* START *
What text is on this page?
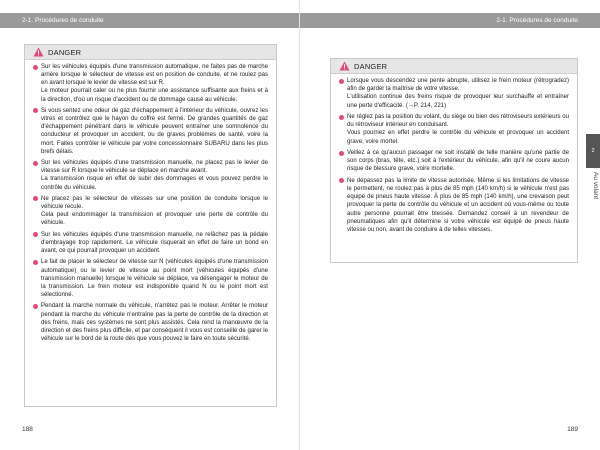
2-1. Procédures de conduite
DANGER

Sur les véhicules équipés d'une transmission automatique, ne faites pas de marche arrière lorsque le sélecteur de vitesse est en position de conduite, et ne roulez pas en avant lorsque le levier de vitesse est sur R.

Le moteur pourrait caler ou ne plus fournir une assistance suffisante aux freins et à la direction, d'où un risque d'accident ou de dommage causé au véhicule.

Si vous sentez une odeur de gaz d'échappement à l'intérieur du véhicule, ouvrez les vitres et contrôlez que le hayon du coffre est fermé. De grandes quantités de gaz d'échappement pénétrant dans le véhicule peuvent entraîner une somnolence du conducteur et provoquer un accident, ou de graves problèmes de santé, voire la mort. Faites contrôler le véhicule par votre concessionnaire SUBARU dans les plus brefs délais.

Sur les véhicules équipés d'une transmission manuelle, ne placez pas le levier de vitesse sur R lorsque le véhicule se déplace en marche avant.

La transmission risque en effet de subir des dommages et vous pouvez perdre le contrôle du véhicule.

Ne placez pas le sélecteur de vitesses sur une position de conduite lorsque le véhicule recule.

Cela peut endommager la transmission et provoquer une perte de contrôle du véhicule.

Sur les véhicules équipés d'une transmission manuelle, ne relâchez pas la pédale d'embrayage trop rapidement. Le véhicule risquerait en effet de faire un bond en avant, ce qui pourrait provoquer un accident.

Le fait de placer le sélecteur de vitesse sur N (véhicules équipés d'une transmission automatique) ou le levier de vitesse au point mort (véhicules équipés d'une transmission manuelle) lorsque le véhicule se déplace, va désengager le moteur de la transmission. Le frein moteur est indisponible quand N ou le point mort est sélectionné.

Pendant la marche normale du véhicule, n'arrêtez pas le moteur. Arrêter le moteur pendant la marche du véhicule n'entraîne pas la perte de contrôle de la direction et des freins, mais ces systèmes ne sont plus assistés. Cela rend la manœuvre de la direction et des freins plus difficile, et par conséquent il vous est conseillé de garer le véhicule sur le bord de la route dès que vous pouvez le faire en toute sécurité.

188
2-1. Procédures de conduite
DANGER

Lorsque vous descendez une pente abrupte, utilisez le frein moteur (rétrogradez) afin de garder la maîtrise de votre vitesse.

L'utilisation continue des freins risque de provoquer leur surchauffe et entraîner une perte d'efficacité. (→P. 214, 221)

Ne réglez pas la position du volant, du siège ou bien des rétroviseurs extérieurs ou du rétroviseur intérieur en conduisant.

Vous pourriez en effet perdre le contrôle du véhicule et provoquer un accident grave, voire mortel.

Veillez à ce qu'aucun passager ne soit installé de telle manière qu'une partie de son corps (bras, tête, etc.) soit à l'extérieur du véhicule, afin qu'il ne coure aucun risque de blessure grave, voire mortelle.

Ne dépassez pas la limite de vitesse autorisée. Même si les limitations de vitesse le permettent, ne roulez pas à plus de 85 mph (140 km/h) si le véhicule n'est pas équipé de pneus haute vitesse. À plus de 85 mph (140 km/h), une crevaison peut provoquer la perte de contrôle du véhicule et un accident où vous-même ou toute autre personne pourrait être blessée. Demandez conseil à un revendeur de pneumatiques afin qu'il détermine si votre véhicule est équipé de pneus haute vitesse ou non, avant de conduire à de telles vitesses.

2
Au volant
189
* END *
* START *
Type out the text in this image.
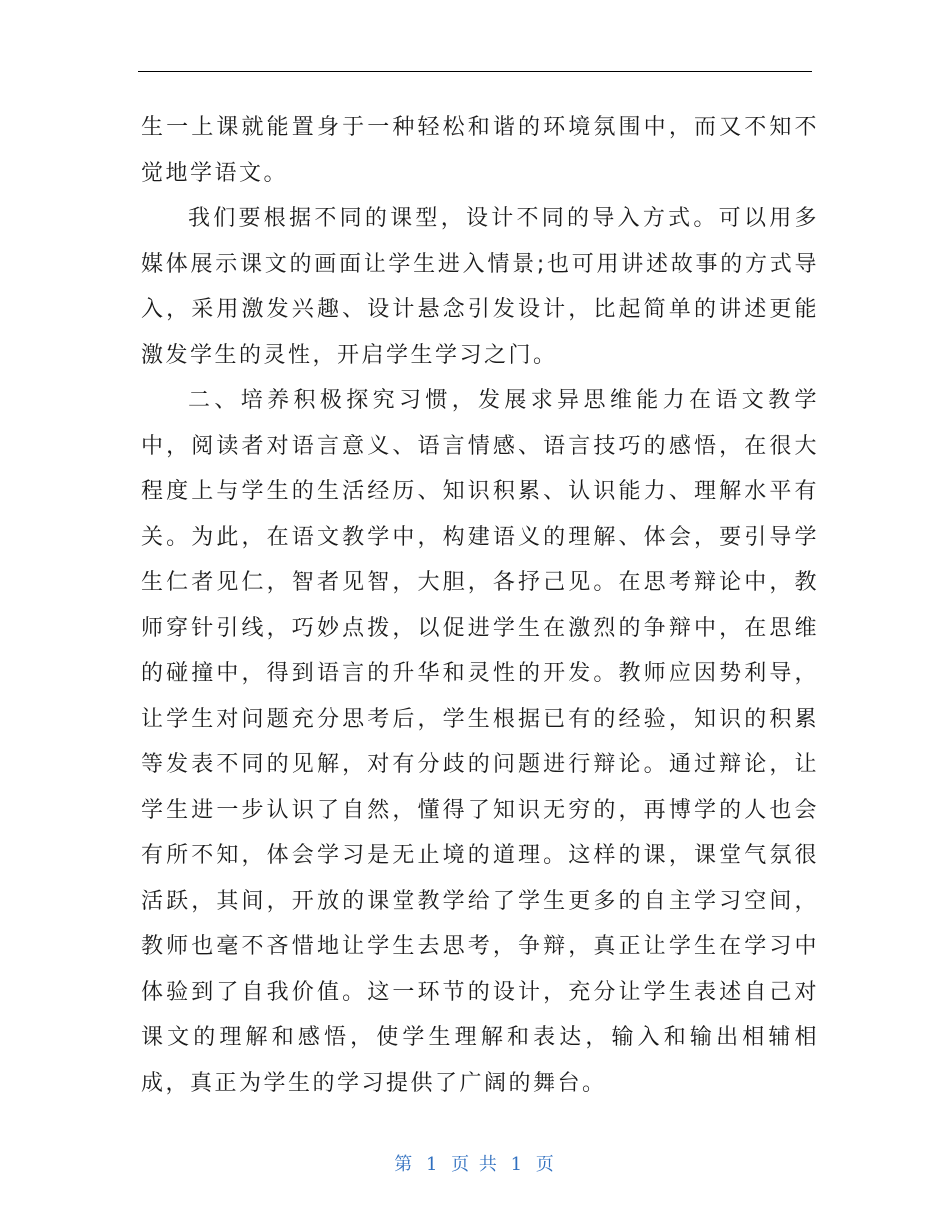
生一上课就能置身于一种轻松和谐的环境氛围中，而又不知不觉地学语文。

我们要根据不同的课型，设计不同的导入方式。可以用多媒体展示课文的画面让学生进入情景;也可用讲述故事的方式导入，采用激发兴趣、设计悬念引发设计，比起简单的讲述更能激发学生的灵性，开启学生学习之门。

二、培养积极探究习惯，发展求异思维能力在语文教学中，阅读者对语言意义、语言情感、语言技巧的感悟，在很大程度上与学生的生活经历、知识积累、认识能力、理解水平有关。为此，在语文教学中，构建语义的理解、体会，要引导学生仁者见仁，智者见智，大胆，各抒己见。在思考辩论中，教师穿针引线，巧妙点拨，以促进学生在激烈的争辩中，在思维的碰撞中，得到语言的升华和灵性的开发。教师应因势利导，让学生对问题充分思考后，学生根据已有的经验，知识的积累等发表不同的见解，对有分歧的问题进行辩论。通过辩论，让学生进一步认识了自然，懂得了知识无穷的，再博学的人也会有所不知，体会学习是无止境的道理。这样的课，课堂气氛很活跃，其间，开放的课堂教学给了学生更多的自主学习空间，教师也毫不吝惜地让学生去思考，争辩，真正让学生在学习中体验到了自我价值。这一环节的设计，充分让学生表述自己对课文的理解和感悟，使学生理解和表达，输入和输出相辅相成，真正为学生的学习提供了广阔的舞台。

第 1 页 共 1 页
* END *
* START *
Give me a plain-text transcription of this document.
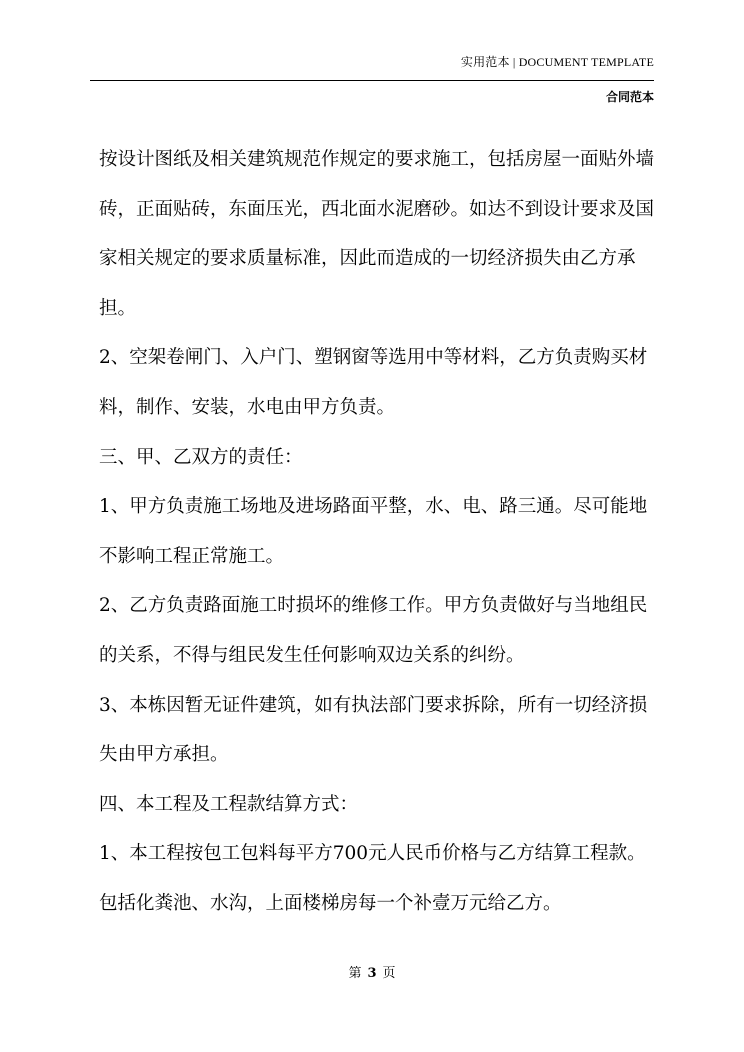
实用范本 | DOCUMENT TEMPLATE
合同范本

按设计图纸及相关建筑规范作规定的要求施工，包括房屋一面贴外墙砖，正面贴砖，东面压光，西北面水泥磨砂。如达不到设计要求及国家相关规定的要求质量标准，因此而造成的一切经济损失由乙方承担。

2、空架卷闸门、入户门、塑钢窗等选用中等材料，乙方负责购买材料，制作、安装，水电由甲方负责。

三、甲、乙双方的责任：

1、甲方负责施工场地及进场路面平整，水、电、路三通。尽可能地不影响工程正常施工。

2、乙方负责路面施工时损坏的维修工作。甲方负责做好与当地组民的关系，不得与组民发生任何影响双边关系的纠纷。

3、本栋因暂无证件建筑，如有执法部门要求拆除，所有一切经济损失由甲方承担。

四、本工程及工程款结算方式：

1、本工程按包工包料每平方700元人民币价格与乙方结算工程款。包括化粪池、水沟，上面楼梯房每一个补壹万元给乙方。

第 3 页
* END *
The records are above. How many lines in them contain the word "vitesses"? Give the number alone.

Solution for this task
2